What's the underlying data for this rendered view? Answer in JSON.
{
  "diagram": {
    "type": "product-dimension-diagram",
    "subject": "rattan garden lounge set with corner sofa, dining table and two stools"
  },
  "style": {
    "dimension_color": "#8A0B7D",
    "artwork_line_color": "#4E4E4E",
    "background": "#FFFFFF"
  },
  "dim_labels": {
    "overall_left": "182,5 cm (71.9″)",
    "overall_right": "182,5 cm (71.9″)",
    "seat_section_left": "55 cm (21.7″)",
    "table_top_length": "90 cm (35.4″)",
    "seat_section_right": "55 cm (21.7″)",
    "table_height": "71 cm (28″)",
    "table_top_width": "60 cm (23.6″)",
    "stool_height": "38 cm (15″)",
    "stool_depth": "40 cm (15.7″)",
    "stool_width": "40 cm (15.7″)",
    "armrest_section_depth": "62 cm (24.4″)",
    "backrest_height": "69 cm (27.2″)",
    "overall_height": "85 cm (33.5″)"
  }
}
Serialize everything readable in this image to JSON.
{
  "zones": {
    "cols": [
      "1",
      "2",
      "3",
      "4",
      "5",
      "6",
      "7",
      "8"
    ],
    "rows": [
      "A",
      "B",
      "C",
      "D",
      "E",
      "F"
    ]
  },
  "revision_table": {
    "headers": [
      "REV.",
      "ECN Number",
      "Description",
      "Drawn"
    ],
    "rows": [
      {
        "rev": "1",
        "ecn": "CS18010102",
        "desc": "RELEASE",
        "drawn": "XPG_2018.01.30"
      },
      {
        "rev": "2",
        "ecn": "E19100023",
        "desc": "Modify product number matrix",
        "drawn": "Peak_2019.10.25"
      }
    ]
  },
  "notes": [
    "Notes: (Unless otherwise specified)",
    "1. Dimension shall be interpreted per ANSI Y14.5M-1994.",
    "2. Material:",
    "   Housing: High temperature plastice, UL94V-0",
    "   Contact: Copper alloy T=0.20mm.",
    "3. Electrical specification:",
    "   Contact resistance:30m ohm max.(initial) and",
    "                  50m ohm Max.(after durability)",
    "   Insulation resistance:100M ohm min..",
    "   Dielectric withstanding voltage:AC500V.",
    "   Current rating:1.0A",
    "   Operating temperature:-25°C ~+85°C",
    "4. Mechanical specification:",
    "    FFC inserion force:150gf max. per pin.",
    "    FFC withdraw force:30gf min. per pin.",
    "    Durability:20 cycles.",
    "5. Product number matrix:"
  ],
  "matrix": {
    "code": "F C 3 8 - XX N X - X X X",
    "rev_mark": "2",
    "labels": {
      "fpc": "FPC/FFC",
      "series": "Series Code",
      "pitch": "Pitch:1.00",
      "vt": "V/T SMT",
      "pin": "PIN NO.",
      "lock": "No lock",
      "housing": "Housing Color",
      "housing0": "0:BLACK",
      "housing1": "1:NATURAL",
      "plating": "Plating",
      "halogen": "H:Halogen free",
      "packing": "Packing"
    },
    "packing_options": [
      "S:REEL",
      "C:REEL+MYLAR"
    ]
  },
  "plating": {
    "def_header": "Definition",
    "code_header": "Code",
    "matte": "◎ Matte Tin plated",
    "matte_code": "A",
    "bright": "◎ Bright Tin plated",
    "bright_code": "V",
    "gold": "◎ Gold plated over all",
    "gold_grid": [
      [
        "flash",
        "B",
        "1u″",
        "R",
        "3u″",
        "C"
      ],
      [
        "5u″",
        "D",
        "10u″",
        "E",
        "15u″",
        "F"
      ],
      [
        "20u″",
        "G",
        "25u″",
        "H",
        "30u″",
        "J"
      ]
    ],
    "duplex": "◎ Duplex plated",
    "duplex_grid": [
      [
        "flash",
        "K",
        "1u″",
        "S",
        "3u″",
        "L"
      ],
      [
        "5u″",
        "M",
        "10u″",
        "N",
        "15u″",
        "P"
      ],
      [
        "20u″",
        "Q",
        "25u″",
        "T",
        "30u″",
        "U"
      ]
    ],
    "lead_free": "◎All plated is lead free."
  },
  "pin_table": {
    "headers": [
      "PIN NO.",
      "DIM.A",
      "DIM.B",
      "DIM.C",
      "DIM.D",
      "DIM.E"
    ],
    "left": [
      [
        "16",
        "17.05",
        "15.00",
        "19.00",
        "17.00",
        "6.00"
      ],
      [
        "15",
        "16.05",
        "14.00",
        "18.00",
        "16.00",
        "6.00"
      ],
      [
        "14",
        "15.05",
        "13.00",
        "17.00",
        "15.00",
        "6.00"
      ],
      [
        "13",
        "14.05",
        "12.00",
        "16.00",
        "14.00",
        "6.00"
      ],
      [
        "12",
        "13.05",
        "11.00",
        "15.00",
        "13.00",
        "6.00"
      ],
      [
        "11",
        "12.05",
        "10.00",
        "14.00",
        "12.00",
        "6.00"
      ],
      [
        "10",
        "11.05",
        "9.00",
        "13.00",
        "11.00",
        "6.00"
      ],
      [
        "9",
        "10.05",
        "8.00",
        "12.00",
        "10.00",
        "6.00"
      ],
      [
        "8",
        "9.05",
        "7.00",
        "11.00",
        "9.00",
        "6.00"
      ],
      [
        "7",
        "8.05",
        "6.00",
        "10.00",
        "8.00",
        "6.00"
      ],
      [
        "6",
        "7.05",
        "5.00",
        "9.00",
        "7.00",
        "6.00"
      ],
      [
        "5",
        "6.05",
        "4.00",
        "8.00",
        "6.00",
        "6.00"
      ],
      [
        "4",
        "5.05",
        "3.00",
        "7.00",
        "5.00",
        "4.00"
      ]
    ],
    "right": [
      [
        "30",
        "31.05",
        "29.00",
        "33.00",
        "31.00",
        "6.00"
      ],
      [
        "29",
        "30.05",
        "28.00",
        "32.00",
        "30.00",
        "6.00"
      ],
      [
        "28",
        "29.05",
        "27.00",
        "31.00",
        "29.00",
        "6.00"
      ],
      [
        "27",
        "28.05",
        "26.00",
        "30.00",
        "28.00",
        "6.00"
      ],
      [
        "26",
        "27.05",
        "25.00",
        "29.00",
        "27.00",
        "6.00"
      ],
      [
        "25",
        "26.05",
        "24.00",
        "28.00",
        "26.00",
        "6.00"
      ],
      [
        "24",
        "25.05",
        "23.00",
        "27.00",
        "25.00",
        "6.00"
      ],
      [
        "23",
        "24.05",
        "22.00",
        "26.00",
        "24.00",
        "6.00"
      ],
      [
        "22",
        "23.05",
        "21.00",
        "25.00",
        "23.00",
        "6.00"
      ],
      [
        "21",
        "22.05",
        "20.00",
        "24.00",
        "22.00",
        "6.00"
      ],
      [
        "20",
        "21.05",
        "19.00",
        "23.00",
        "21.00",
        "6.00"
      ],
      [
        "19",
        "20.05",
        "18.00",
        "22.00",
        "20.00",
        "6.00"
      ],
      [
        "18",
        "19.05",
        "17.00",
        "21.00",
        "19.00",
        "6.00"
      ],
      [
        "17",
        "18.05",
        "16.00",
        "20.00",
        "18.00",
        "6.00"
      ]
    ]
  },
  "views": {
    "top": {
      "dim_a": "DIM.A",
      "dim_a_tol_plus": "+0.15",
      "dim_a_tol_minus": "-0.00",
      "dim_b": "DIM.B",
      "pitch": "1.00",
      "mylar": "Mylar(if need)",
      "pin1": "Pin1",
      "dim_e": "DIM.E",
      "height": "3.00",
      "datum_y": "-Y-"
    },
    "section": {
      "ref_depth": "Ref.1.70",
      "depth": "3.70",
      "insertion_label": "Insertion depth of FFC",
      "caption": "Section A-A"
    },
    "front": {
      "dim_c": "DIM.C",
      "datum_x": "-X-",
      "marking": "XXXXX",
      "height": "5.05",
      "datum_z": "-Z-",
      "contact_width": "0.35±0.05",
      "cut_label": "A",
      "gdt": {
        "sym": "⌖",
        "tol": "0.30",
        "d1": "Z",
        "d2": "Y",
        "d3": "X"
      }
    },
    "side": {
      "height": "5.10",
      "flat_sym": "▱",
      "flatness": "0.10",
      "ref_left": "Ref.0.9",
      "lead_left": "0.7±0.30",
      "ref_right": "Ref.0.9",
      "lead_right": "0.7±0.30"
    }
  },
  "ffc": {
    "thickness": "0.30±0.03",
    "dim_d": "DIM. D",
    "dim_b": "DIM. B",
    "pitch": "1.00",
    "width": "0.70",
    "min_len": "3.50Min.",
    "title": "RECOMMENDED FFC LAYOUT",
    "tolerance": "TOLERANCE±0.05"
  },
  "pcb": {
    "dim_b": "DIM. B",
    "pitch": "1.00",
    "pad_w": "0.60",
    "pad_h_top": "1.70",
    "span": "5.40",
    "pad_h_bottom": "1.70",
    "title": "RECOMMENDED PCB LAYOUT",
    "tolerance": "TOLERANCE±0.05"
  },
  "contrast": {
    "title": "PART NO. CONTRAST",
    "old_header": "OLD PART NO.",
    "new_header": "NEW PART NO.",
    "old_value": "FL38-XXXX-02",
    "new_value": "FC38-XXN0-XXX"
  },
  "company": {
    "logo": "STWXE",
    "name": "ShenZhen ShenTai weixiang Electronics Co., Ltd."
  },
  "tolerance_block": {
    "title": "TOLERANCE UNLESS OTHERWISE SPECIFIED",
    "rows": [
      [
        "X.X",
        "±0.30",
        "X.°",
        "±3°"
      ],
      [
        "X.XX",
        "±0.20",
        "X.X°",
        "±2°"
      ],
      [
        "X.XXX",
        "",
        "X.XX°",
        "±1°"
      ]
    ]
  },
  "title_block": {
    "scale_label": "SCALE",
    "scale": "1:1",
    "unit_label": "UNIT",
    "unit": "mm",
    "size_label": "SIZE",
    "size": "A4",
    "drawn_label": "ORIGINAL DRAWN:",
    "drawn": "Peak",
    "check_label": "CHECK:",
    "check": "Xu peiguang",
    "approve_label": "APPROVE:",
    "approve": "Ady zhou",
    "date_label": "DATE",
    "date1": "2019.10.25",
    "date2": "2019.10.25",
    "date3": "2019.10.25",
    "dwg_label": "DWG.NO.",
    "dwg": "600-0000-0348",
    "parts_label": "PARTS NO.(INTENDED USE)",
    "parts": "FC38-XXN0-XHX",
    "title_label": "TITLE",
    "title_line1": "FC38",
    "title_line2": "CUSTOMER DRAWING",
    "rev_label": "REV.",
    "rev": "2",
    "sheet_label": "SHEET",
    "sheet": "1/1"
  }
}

##########

Show each line of the data that contains the string "pitch".

      "pitch": "Pitch:1.00",
      "pitch": "1.00",
    "pitch": "1.00",
    "pitch": "1.00",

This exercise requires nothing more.